▶ **ACTIVITY**:
Below are the records. State how many of their lines contain "panel", with nothing else.

Recorded data:
• • •
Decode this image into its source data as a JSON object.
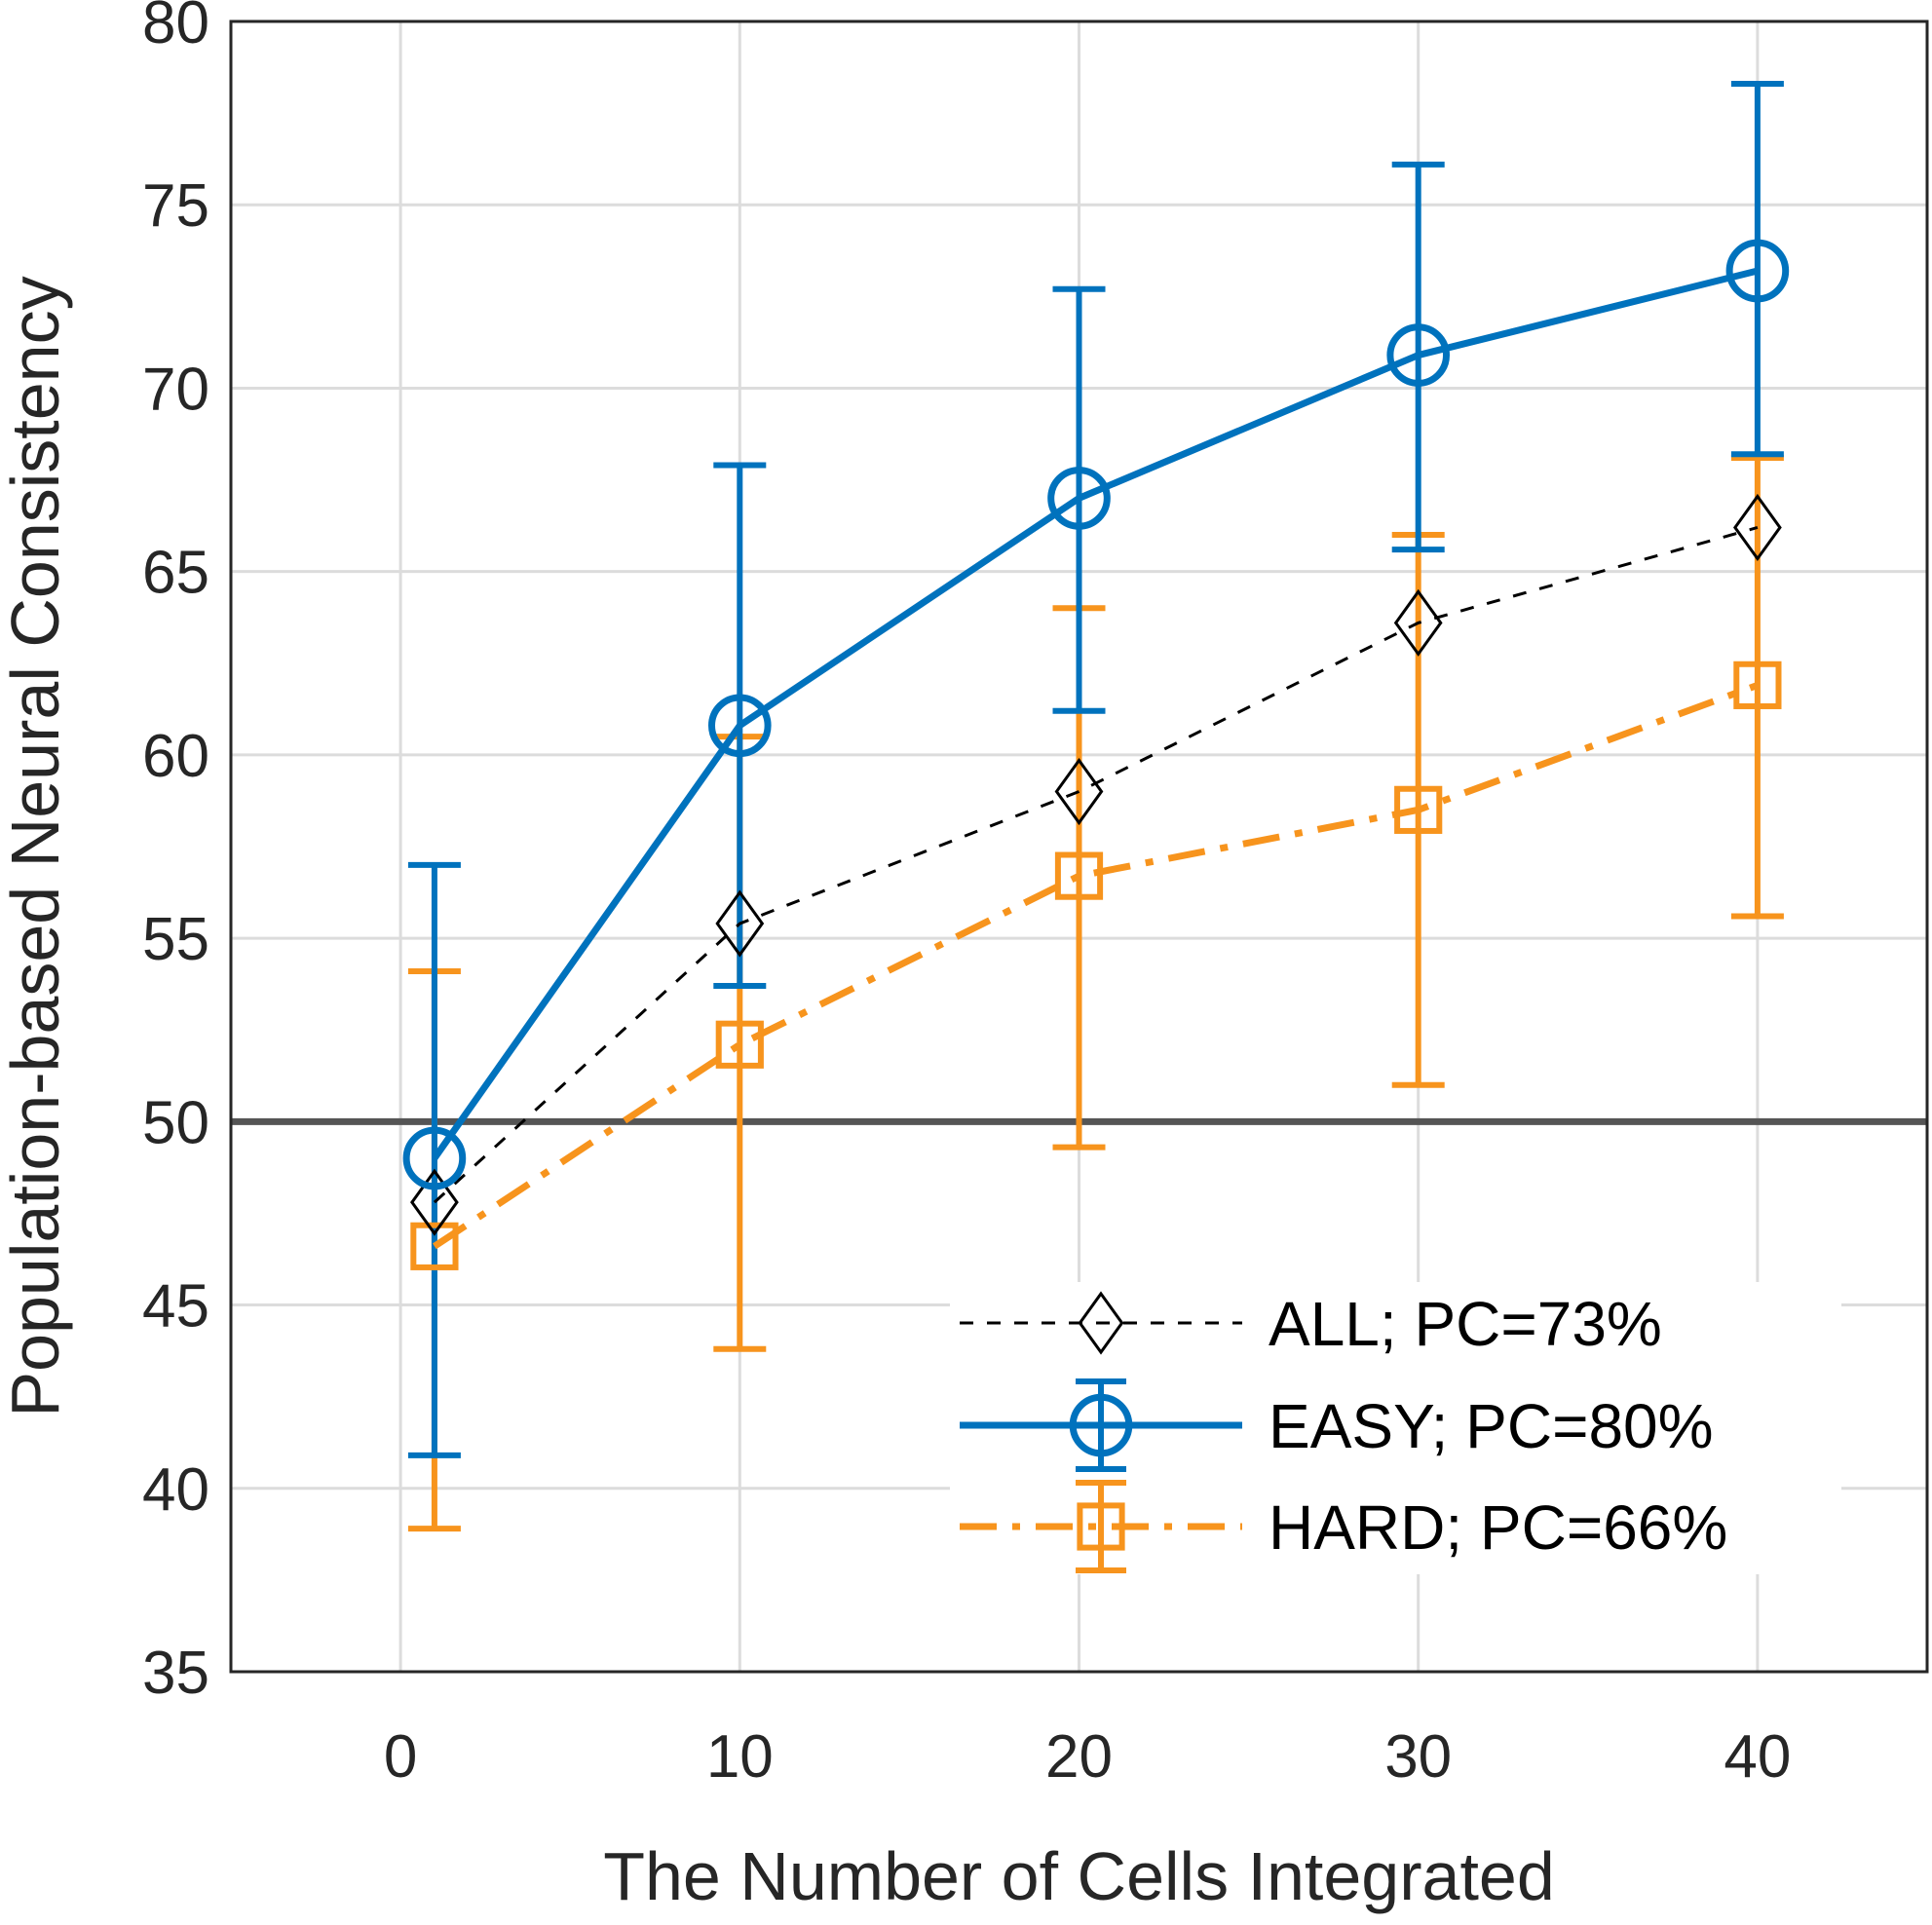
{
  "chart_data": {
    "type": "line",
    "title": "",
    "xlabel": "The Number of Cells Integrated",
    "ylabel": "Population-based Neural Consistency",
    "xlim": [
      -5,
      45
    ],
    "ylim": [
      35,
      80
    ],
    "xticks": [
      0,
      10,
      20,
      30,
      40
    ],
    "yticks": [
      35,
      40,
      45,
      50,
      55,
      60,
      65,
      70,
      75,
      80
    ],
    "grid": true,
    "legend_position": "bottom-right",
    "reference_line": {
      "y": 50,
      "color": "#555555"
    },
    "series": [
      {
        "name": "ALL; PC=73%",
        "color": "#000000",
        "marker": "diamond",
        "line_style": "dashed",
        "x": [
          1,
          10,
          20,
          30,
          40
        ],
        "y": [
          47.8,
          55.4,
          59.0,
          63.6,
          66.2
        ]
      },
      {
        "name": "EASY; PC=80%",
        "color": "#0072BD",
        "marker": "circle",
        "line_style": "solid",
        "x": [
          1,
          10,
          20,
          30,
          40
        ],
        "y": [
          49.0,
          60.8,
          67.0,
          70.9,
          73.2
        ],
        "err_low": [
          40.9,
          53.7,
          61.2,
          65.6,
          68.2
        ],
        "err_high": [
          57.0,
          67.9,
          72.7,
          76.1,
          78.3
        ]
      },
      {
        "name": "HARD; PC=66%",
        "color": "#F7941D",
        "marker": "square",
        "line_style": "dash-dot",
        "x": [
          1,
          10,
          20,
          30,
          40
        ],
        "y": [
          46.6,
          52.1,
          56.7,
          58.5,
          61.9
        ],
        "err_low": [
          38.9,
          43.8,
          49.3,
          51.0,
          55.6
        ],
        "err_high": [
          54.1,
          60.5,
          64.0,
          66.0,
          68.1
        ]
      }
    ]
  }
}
• • •
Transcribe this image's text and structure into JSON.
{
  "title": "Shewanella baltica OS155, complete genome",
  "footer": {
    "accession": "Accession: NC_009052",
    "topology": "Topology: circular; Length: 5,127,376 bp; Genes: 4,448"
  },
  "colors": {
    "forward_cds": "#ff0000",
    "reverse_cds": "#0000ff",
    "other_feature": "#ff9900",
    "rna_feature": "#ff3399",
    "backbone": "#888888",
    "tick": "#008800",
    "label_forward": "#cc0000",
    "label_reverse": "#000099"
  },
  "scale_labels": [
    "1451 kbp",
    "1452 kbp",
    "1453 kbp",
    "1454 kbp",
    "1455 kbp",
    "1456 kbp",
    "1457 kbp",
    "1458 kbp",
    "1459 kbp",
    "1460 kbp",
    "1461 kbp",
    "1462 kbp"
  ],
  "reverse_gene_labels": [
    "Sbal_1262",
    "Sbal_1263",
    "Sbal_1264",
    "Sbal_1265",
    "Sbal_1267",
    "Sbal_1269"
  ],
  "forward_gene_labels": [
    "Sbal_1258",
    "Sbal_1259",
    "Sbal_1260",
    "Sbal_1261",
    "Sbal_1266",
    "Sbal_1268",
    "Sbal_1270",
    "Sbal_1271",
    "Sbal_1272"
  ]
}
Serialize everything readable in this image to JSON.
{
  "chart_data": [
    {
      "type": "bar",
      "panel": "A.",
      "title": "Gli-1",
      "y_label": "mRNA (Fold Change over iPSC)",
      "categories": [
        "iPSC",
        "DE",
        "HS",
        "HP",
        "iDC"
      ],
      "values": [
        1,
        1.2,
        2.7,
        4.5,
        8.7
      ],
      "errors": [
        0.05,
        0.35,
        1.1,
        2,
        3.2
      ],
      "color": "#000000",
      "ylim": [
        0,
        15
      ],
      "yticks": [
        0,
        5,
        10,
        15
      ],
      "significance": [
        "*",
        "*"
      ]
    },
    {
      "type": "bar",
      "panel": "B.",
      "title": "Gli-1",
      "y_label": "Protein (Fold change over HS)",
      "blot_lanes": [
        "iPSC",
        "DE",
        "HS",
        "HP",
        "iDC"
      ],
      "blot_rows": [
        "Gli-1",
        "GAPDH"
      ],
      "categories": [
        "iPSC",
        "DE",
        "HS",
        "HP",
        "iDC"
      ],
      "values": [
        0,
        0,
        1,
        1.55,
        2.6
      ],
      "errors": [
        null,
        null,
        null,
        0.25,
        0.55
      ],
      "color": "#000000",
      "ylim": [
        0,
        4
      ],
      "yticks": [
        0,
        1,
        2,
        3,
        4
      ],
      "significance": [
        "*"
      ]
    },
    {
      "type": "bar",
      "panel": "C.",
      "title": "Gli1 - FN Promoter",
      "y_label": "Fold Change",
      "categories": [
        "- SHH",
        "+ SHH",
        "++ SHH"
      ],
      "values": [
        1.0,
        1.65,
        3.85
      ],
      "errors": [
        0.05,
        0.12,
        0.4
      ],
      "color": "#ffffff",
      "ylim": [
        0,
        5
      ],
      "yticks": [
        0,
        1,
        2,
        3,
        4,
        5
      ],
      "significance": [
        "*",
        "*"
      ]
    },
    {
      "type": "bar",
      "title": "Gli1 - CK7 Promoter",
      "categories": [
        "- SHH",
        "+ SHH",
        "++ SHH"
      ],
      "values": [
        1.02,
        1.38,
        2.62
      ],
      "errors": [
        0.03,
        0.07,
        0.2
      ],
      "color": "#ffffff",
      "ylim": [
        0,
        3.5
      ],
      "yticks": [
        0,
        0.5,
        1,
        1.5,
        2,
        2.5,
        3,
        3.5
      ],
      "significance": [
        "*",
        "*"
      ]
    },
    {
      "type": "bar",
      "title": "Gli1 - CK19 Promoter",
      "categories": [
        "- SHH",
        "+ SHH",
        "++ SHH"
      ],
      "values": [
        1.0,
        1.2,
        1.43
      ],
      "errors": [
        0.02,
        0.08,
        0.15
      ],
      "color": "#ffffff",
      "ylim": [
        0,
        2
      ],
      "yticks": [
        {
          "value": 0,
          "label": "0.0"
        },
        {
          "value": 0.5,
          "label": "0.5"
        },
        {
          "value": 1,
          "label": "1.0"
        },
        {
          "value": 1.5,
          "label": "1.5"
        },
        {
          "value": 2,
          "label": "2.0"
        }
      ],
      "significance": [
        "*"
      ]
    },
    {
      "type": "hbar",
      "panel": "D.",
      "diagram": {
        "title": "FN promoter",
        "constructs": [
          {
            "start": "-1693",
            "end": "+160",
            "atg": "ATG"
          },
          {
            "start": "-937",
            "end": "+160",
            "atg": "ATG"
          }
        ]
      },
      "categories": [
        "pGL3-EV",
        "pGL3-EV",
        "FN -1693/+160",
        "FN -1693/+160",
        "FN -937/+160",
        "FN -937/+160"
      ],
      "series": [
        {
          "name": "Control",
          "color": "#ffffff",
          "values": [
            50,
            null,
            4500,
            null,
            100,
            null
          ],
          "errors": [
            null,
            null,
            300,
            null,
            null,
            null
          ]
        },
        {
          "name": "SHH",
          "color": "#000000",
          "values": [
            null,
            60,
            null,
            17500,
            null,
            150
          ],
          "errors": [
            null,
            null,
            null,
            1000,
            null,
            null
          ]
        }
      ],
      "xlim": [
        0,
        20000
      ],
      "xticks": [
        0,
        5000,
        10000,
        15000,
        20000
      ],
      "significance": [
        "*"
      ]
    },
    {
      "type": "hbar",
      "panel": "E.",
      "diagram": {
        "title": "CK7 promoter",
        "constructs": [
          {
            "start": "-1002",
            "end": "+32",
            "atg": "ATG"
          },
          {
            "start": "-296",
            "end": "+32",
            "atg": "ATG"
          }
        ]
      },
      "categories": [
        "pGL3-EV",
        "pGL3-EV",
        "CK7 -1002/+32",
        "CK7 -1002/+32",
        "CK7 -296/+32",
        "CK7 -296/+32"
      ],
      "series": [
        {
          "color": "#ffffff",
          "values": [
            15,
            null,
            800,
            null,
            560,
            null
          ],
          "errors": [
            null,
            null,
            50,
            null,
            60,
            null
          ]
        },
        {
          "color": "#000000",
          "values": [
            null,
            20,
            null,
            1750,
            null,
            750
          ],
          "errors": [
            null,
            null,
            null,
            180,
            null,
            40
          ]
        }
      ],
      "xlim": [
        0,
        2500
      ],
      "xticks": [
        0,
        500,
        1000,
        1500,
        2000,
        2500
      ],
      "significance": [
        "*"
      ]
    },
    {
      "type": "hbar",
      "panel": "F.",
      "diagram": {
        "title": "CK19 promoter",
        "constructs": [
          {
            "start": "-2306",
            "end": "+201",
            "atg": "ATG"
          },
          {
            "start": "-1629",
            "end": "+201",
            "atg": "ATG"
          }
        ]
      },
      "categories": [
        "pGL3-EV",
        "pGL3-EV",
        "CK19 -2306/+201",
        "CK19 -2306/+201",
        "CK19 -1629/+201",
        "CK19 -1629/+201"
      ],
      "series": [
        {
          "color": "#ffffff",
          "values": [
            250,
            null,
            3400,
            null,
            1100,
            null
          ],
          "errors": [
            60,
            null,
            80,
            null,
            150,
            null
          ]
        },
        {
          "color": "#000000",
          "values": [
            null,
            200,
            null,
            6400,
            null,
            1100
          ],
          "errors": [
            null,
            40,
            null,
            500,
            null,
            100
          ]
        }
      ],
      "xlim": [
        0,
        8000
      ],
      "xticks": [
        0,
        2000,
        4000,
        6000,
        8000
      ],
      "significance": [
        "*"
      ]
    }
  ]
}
• • •
▶ **REPLY TO THE EXERCISE**:
6